Can the data below be set down again exactly, line for line?

····················

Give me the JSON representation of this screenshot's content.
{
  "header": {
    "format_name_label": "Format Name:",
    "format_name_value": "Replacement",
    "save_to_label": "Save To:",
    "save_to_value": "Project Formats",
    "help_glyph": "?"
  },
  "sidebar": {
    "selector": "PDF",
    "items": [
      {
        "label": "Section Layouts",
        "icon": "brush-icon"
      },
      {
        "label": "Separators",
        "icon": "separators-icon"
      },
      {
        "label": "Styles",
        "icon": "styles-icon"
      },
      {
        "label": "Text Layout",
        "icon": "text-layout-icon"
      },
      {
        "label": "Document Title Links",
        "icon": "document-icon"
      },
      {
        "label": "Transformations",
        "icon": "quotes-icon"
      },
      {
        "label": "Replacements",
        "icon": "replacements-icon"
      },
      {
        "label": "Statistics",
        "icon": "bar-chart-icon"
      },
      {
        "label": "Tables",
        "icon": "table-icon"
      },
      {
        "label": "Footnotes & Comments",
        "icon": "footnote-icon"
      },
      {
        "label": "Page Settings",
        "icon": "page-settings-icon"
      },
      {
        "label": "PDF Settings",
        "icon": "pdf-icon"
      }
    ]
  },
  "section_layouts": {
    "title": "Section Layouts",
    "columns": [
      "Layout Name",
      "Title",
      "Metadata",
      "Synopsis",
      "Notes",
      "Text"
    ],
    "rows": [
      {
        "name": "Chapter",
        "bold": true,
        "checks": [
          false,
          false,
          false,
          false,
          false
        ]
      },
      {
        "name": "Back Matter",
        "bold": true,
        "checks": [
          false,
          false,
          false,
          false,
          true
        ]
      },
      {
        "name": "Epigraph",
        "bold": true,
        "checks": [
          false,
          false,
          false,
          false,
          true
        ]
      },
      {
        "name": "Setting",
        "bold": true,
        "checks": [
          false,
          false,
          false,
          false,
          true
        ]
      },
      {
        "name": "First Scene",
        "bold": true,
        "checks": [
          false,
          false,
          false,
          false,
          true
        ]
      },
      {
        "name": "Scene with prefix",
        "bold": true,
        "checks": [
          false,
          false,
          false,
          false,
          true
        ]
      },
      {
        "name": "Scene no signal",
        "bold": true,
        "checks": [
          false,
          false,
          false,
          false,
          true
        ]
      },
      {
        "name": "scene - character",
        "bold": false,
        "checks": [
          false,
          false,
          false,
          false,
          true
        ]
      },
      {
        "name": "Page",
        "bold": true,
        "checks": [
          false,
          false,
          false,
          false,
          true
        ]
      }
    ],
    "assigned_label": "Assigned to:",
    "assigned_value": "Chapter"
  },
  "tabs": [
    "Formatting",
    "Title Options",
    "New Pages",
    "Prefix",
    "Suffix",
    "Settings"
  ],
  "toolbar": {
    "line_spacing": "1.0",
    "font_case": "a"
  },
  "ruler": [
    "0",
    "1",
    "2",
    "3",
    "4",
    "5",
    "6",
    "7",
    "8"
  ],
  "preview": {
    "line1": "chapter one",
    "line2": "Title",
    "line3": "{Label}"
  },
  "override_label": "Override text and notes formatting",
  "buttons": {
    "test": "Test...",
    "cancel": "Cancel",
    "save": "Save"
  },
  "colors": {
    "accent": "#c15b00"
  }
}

····················

- Answer -
Give me the JSON representation of this screenshot's content.
{
  "header": {
    "format_name_label": "Format Name:",
    "format_name_value": "Replacement",
    "save_to_label": "Save To:",
    "save_to_value": "Project Formats",
    "help_glyph": "?"
  },
  "sidebar": {
    "selector": "PDF",
    "items": [
      {
        "label": "Section Layouts",
        "icon": "brush-icon"
      },
      {
        "label": "Separators",
        "icon": "separators-icon"
      },
      {
        "label": "Styles",
        "icon": "styles-icon"
      },
      {
        "label": "Text Layout",
        "icon": "text-layout-icon"
      },
      {
        "label": "Document Title Links",
        "icon": "document-icon"
      },
      {
        "label": "Transformations",
        "icon": "quotes-icon"
      },
      {
        "label": "Replacements",
        "icon": "replacements-icon"
      },
      {
        "label": "Statistics",
        "icon": "bar-chart-icon"
      },
      {
        "label": "Tables",
        "icon": "table-icon"
      },
      {
        "label": "Footnotes & Comments",
        "icon": "footnote-icon"
      },
      {
        "label": "Page Settings",
        "icon": "page-settings-icon"
      },
      {
        "label": "PDF Settings",
        "icon": "pdf-icon"
      }
    ]
  },
  "section_layouts": {
    "title": "Section Layouts",
    "columns": [
      "Layout Name",
      "Title",
      "Metadata",
      "Synopsis",
      "Notes",
      "Text"
    ],
    "rows": [
      {
        "name": "Chapter",
        "bold": true,
        "checks": [
          false,
          false,
          false,
          false,
          false
        ]
      },
      {
        "name": "Back Matter",
        "bold": true,
        "checks": [
          false,
          false,
          false,
          false,
          true
        ]
      },
      {
        "name": "Epigraph",
        "bold": true,
        "checks": [
          false,
          false,
          false,
          false,
          true
        ]
      },
      {
        "name": "Setting",
        "bold": true,
        "checks": [
          false,
          false,
          false,
          false,
          true
        ]
      },
      {
        "name": "First Scene",
        "bold": true,
        "checks": [
          false,
          false,
          false,
          false,
          true
        ]
      },
      {
        "name": "Scene with prefix",
        "bold": true,
        "checks": [
          false,
          false,
          false,
          false,
          true
        ]
      },
      {
        "name": "Scene no signal",
        "bold": true,
        "checks": [
          false,
          false,
          false,
          false,
          true
        ]
      },
      {
        "name": "scene - character",
        "bold": false,
        "checks": [
          false,
          false,
          false,
          false,
          true
        ]
      },
      {
        "name": "Page",
        "bold": true,
        "checks": [
          false,
          false,
          false,
          false,
          true
        ]
      }
    ],
    "assigned_label": "Assigned to:",
    "assigned_value": "Chapter"
  },
  "tabs": [
    "Formatting",
    "Title Options",
    "New Pages",
    "Prefix",
    "Suffix",
    "Settings"
  ],
  "toolbar": {
    "line_spacing": "1.0",
    "font_case": "a"
  },
  "ruler": [
    "0",
    "1",
    "2",
    "3",
    "4",
    "5",
    "6",
    "7",
    "8"
  ],
  "preview": {
    "line1": "chapter one",
    "line2": "Title",
    "line3": "{Label}"
  },
  "override_label": "Override text and notes formatting",
  "buttons": {
    "test": "Test...",
    "cancel": "Cancel",
    "save": "Save"
  },
  "colors": {
    "accent": "#c15b00"
  }
}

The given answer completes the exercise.